Description of the task: Scan the lines below; pull out those with "Ritterschaft".

Records for this task:
= = = = =
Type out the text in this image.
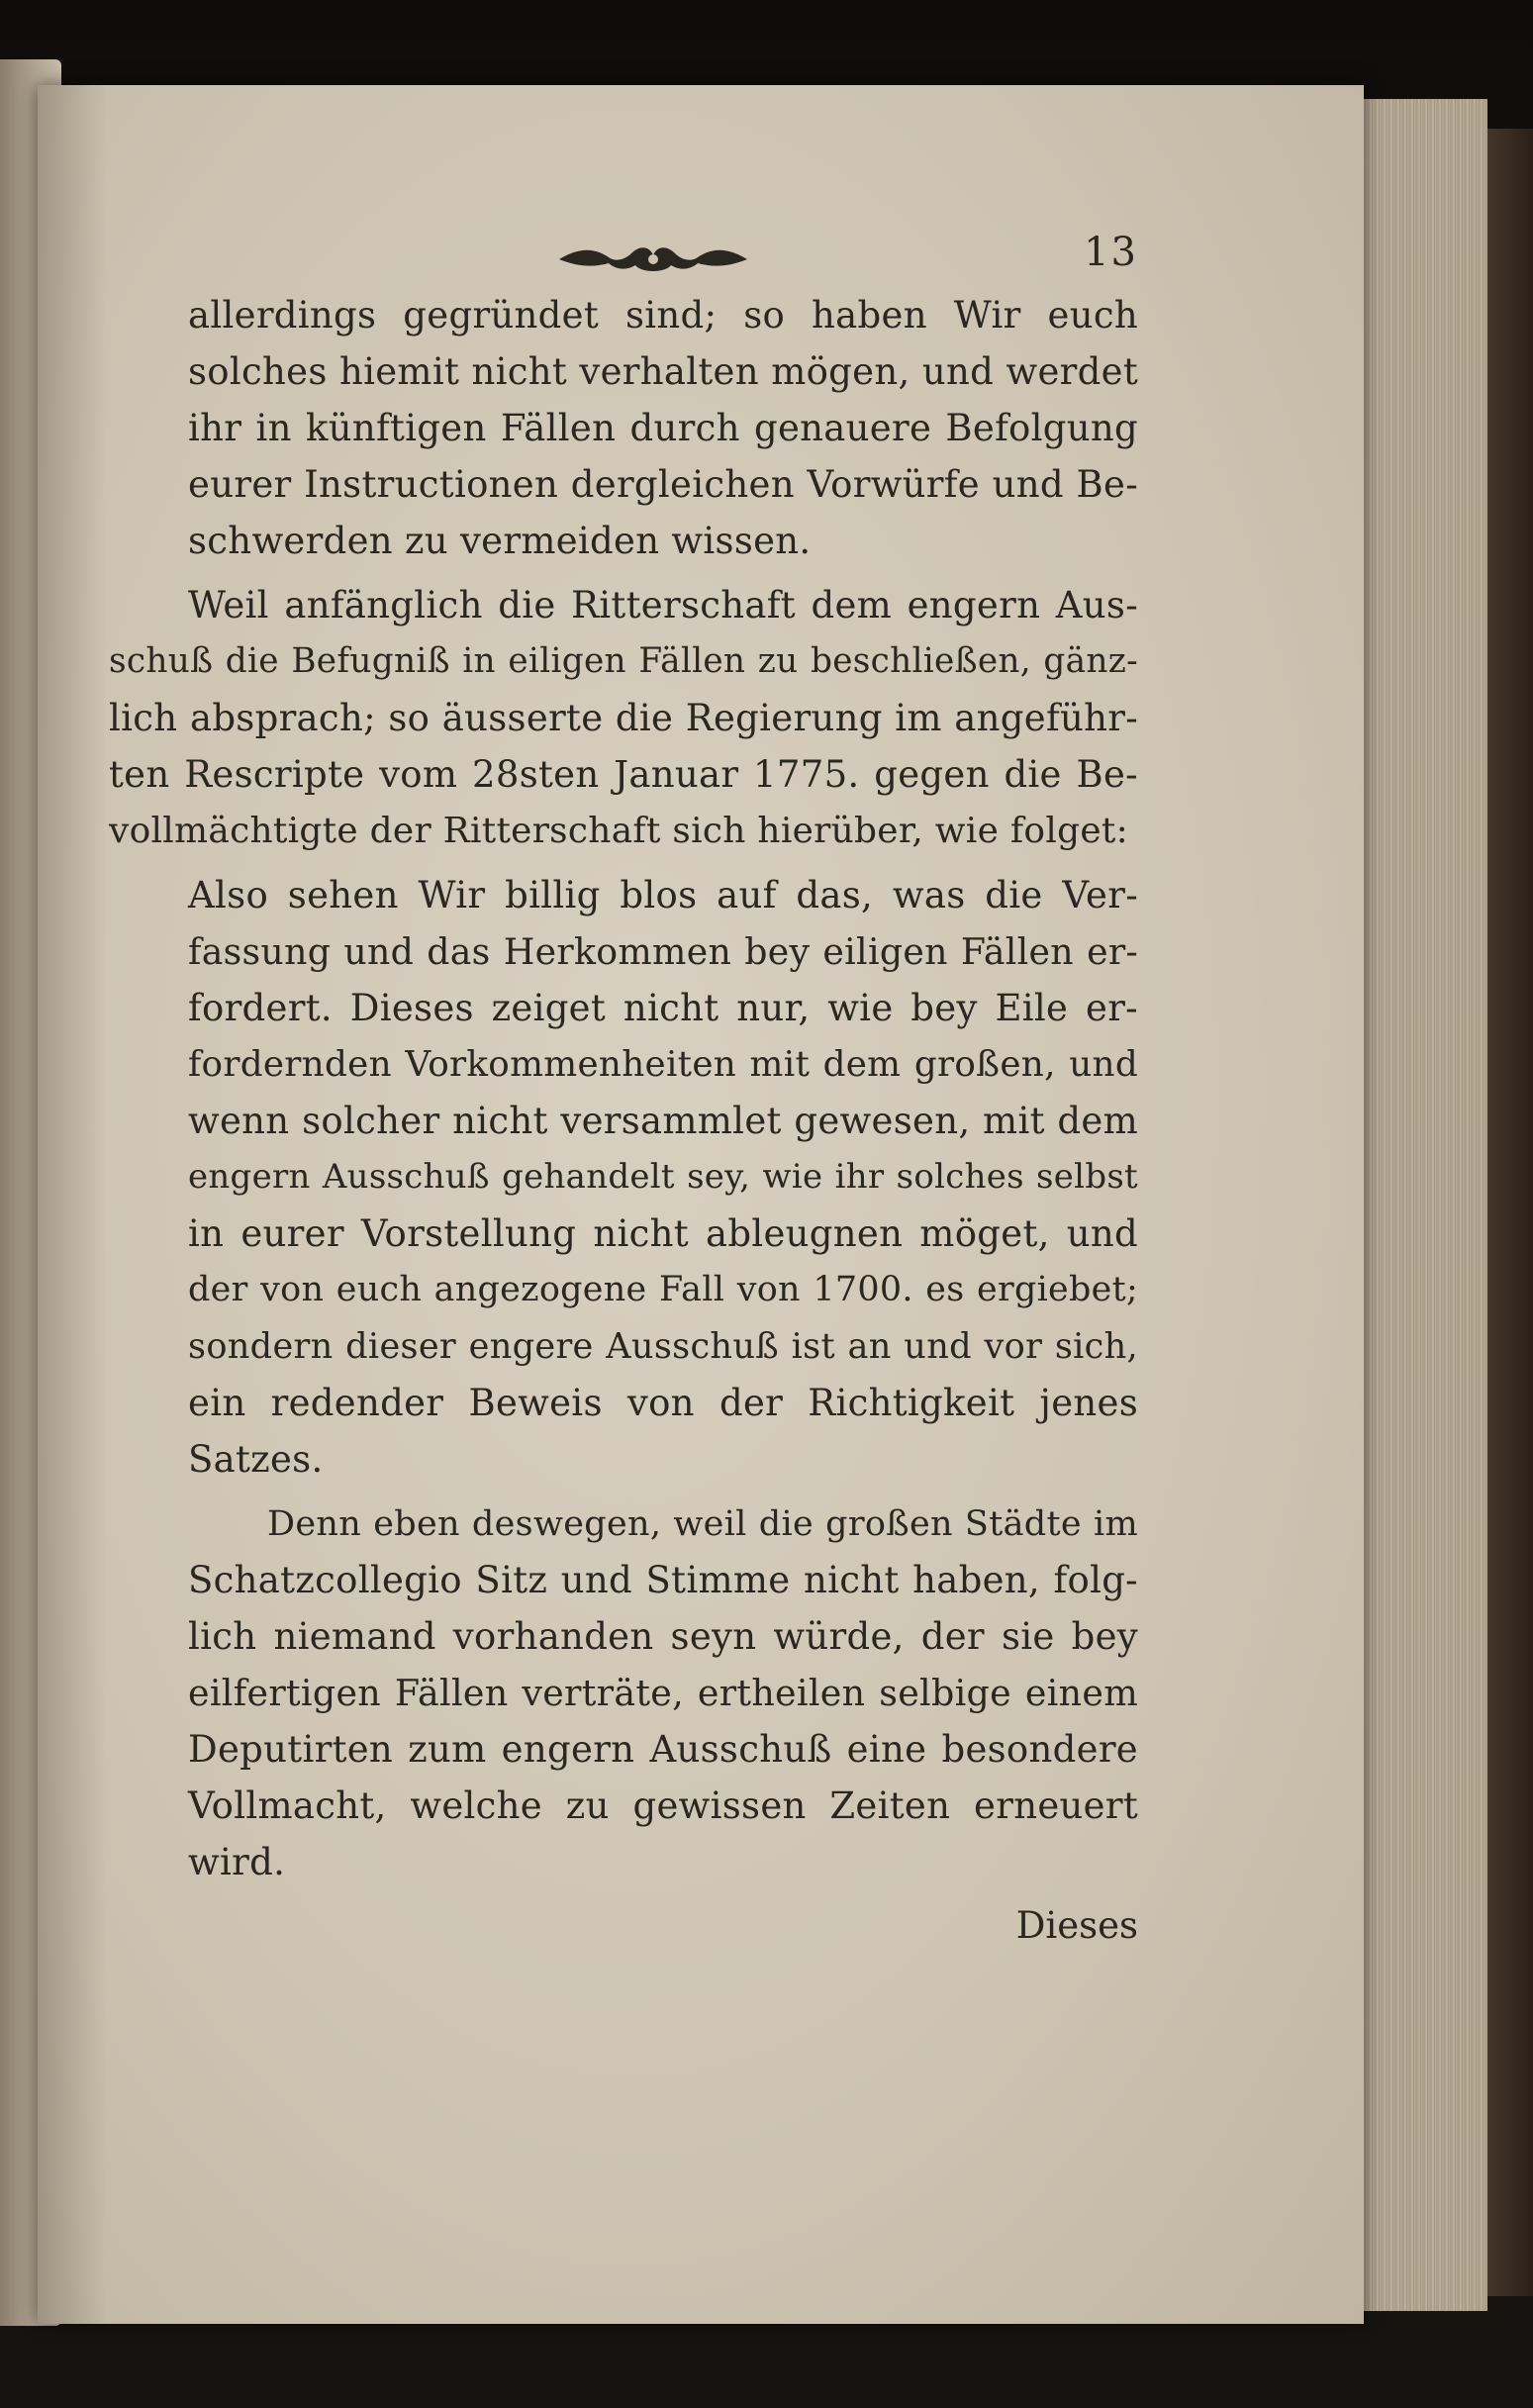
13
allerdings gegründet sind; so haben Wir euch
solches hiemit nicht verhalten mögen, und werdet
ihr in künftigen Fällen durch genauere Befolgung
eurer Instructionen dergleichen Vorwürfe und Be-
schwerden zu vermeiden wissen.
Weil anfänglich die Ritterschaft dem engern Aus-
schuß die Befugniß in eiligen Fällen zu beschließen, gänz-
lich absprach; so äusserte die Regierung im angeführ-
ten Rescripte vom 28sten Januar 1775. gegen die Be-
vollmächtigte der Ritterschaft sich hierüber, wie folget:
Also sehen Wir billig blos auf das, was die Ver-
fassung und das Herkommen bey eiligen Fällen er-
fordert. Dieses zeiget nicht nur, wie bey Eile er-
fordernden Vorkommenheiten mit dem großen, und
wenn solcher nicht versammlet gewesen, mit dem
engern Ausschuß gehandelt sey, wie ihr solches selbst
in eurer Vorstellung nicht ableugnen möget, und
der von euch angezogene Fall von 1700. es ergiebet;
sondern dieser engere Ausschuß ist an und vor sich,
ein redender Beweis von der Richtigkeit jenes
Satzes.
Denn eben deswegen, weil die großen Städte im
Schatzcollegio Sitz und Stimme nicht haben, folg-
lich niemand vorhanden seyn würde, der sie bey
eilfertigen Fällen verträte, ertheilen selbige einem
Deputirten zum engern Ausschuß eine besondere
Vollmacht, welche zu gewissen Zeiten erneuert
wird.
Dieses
= = = = =
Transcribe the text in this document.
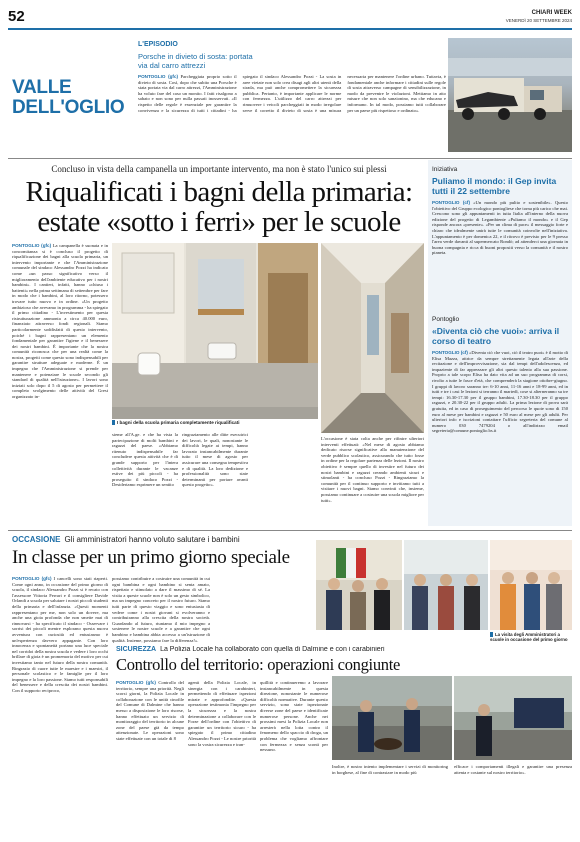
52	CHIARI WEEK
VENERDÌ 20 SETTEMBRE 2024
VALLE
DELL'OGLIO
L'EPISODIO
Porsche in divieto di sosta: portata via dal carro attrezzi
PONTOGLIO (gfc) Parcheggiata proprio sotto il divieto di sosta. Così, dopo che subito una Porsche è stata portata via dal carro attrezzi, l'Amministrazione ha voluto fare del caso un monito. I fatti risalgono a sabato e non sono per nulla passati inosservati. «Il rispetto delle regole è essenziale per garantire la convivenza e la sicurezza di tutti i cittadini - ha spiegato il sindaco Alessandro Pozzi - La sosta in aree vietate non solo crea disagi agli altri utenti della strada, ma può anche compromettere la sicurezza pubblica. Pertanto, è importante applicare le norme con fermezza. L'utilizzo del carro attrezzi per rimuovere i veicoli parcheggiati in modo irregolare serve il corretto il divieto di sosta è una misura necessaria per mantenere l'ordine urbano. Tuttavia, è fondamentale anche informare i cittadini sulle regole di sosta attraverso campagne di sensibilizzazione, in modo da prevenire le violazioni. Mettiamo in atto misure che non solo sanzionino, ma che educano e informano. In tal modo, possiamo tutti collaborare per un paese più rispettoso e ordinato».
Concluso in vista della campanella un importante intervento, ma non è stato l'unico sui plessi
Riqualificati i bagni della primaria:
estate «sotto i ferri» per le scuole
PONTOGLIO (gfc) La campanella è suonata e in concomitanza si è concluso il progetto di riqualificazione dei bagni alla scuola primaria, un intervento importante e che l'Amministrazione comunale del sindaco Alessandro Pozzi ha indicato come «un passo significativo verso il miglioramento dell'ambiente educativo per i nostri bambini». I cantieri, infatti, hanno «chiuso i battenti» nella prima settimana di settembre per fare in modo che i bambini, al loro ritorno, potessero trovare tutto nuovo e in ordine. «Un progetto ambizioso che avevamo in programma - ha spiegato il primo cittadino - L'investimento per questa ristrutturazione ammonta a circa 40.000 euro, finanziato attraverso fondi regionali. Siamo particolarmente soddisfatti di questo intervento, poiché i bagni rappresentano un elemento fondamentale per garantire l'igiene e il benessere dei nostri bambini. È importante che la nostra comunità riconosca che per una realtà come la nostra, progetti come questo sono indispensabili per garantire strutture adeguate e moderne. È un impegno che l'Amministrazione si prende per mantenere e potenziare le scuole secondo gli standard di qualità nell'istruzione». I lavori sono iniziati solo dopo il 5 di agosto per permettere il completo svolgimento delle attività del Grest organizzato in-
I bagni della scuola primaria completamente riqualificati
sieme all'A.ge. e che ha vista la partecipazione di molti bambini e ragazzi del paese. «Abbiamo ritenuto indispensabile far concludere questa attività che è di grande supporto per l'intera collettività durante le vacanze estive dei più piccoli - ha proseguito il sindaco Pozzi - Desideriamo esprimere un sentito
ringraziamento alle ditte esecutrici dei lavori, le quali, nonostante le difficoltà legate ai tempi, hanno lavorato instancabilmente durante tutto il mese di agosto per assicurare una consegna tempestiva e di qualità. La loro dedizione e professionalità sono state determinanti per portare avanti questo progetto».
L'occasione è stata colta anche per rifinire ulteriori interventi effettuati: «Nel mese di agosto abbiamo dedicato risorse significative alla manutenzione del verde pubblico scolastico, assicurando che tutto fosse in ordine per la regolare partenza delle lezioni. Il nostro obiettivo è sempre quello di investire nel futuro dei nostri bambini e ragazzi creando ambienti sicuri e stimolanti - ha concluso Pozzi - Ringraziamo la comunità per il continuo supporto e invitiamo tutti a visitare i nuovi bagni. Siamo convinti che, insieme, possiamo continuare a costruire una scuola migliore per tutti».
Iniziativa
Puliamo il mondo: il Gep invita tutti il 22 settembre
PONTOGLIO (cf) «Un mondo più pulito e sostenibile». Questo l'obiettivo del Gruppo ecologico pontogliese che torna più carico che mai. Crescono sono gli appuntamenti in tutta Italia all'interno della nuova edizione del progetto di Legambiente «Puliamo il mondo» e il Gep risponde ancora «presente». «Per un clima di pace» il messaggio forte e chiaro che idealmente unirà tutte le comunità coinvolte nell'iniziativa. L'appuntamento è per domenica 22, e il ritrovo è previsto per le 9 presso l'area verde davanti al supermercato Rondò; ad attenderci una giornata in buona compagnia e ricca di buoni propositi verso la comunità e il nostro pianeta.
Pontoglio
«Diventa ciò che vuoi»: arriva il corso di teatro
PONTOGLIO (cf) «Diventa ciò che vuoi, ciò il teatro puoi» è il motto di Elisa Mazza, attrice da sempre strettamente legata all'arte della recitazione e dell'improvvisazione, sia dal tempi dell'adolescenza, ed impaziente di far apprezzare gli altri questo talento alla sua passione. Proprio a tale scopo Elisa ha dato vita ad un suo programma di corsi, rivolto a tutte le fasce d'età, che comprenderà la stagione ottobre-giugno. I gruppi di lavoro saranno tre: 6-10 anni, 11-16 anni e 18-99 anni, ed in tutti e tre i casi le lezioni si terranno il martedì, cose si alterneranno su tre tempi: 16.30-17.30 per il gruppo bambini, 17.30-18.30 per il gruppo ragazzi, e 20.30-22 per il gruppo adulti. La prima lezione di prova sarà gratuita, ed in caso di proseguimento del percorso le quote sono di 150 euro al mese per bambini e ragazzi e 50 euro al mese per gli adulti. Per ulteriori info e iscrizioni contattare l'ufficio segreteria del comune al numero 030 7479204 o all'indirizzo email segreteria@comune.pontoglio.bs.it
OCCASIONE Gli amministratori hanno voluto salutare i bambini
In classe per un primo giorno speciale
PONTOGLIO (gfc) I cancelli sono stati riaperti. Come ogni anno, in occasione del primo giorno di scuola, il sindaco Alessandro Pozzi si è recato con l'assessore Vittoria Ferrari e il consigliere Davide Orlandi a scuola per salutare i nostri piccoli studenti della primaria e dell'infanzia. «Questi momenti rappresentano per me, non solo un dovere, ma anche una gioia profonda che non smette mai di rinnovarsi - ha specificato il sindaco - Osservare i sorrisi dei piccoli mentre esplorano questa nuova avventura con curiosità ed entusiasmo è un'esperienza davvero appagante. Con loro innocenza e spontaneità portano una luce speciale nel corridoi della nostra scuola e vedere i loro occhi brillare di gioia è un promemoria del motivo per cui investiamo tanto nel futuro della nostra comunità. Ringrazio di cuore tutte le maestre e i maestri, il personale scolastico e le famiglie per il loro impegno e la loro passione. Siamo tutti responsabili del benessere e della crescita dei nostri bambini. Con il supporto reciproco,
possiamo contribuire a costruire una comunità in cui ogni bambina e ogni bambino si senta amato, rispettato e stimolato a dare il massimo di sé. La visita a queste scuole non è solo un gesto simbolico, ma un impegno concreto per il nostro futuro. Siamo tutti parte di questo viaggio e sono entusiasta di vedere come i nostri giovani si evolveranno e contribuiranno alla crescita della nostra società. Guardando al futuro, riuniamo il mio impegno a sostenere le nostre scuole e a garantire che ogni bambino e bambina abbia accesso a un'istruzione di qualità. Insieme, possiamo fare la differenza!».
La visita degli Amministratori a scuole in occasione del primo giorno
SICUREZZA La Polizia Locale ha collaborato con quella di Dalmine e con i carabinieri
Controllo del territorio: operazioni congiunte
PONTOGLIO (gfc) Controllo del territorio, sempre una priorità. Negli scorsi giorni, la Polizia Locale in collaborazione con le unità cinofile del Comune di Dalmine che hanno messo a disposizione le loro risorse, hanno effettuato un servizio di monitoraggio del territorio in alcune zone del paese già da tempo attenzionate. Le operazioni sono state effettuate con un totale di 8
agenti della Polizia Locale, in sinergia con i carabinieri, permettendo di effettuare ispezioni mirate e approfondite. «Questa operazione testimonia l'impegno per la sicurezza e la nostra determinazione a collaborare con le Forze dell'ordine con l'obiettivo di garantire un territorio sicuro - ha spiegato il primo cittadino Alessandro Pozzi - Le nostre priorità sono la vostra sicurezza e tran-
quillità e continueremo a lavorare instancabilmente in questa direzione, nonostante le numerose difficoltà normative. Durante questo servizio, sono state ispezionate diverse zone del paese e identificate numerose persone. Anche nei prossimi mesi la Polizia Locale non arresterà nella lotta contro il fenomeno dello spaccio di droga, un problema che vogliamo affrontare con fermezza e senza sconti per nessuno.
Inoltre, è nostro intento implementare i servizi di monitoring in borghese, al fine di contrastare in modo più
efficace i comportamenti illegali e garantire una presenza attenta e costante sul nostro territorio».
= = = = =
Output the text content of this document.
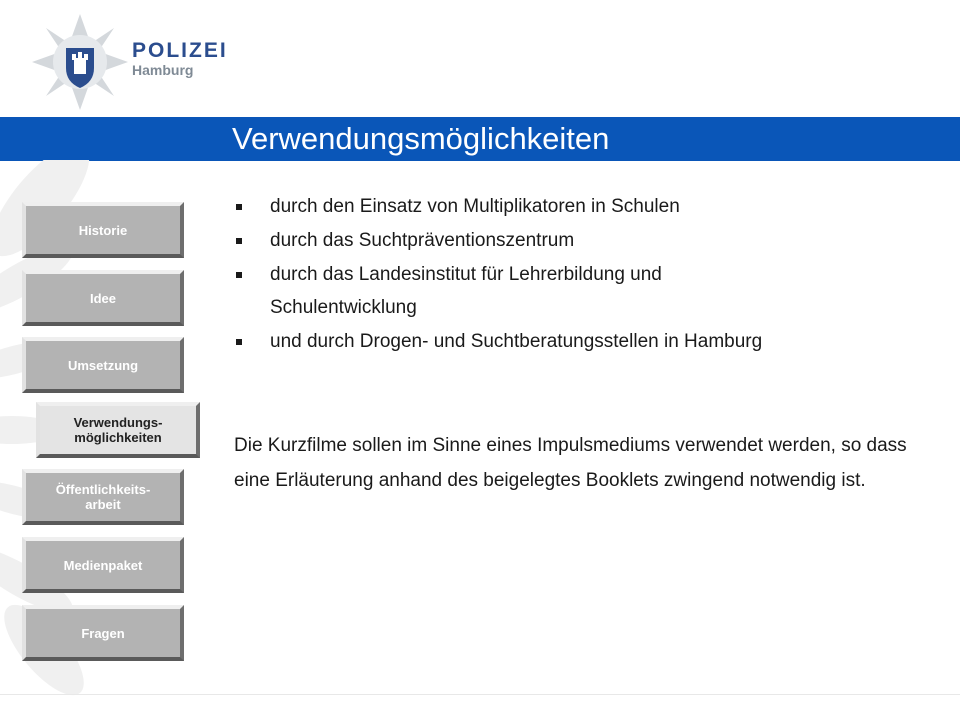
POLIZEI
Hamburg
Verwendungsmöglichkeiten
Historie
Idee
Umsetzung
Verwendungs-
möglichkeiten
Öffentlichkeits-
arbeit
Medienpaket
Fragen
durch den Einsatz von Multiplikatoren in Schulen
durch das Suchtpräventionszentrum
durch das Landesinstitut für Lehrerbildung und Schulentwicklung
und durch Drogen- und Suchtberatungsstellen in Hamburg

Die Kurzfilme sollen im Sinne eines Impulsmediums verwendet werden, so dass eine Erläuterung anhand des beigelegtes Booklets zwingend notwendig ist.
= = = = =
The answer:
Weil anfänglich die Ritterschaft dem engern Aus-
vollmächtigte der Ritterschaft sich hierüber, wie folget:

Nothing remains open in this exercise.